To do :: Copy each line where the word "Reporting" occurs.

Task material ::
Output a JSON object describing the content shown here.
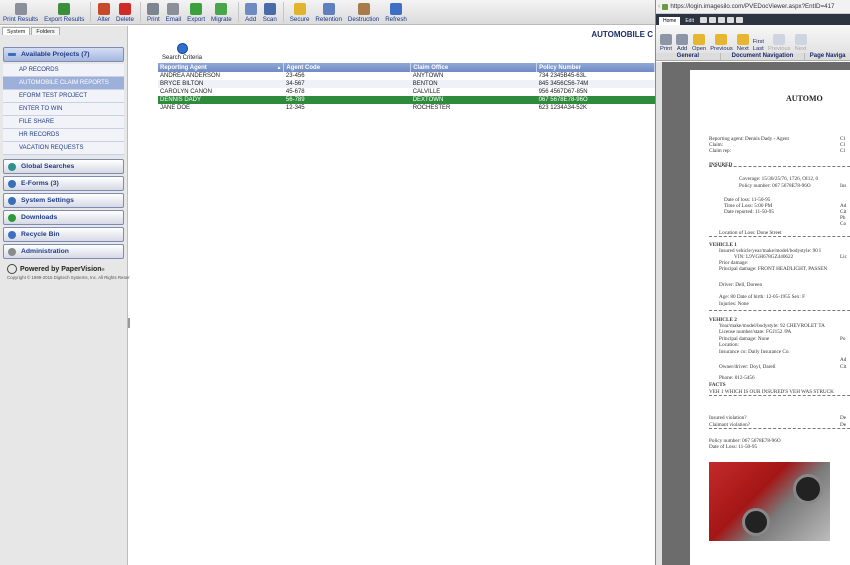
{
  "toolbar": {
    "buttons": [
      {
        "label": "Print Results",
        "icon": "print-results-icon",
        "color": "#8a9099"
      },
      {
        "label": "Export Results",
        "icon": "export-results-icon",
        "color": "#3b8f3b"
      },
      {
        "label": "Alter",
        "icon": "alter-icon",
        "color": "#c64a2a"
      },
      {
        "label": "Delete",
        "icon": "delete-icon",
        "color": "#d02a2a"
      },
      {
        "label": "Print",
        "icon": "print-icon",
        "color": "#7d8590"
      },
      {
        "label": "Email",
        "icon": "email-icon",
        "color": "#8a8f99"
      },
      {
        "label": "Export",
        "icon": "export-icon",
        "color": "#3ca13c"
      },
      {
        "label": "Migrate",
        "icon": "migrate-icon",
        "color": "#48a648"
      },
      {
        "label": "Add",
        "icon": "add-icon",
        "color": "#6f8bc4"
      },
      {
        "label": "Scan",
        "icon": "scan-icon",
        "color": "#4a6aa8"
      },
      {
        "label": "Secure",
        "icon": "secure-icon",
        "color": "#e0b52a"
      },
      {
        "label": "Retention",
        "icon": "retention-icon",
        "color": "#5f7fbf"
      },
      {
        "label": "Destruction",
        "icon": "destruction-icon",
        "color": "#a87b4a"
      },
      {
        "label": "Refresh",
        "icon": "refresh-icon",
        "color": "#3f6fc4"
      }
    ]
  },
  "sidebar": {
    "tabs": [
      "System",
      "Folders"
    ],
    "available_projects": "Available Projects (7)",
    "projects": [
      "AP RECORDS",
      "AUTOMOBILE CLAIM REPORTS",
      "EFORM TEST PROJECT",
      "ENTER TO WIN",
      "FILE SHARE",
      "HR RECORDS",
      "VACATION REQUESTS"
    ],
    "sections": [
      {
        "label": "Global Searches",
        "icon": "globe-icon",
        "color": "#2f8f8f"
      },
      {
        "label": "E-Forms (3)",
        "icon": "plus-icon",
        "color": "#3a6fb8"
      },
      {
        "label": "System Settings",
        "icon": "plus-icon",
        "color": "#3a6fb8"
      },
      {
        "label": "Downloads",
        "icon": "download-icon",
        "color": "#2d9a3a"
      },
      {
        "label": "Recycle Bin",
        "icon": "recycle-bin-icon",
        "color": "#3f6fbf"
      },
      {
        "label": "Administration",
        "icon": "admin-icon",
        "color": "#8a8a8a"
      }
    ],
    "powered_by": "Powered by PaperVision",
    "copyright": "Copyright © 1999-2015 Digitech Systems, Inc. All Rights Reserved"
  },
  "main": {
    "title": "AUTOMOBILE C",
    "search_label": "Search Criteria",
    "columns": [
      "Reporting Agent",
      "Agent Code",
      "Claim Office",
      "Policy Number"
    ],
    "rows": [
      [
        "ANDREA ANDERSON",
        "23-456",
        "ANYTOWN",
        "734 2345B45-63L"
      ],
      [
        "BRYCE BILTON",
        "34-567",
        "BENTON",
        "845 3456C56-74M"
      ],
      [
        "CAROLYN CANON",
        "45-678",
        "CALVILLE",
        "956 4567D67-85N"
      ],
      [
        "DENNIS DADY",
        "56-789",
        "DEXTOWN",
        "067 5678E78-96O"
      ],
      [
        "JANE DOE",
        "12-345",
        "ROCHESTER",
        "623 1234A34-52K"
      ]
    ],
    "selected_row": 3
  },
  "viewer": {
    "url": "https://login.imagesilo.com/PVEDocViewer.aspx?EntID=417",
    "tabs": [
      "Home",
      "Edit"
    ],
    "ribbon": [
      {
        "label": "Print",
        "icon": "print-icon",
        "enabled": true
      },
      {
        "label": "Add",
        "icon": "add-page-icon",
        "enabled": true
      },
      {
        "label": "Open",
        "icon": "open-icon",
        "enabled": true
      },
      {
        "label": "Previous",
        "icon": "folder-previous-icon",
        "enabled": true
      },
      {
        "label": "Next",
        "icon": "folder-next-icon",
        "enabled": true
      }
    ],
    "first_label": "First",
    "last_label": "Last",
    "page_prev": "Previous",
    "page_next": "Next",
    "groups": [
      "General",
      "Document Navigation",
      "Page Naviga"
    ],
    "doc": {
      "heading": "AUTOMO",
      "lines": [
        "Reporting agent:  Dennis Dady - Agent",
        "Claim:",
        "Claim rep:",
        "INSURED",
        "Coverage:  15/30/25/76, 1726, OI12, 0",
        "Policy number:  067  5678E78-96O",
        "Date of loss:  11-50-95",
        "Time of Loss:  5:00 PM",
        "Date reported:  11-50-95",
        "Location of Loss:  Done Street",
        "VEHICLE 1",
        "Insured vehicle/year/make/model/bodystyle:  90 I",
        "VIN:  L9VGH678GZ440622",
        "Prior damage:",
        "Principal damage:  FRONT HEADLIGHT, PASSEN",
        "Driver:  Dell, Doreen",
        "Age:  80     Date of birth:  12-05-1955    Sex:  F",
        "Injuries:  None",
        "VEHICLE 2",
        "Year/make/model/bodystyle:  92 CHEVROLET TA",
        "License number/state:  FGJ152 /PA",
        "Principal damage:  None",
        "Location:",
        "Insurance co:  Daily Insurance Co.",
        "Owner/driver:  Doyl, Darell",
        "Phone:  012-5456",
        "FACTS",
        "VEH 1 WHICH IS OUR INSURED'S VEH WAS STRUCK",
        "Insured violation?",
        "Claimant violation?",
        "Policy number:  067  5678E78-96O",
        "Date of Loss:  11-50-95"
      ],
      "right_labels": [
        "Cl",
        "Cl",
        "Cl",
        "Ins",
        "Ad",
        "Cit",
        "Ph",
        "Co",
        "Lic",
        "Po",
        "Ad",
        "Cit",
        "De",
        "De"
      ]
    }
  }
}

Solution to this task ::
      "Reporting Agent",
        "Reporting agent:  Dennis Dady - Agent",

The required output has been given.